Stored records
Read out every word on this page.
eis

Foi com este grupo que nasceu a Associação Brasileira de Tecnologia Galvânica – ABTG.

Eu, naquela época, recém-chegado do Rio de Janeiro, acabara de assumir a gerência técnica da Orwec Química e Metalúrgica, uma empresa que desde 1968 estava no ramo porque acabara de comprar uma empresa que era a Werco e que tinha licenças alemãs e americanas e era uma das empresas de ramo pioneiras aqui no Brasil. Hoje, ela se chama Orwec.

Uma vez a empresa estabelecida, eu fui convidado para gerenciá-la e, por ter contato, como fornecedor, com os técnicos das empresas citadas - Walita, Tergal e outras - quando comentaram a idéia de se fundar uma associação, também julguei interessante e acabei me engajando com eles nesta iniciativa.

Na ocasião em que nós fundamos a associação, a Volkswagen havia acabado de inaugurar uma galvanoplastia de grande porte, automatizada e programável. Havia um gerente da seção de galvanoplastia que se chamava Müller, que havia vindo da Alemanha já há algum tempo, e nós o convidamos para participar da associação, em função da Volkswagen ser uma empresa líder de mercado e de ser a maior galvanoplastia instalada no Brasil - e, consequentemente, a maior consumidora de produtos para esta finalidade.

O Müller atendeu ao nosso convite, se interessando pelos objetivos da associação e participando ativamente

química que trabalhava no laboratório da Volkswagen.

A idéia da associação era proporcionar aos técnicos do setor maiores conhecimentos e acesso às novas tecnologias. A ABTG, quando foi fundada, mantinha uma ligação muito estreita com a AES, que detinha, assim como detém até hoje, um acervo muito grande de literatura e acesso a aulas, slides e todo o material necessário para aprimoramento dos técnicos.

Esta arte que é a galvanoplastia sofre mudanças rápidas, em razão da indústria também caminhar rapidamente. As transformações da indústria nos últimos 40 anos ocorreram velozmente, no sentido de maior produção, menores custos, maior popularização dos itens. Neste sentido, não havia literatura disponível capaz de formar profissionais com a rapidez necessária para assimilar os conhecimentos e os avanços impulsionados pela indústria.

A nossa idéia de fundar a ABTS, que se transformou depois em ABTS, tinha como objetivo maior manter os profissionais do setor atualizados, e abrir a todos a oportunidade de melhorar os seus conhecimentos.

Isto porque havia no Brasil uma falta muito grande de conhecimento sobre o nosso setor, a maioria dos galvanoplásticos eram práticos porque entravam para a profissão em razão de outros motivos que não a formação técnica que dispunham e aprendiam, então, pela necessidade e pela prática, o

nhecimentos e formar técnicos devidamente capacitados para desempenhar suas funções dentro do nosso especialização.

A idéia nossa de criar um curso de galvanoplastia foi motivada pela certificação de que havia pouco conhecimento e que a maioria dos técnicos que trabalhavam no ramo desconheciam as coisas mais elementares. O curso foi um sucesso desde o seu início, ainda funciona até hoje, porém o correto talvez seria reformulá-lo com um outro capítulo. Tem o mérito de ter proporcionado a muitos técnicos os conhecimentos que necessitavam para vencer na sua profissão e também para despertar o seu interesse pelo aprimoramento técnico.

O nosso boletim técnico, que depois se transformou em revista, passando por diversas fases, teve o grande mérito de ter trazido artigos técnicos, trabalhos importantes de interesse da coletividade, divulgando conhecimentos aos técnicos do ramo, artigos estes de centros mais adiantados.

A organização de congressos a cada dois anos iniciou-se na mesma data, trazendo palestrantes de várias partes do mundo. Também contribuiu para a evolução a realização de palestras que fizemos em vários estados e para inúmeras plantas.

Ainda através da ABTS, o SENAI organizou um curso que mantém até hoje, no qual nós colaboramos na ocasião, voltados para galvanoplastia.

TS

_Short exercise_. Of the lines in the data above, how many contain the word "porque"? Give only that figure.

_Result below_. 2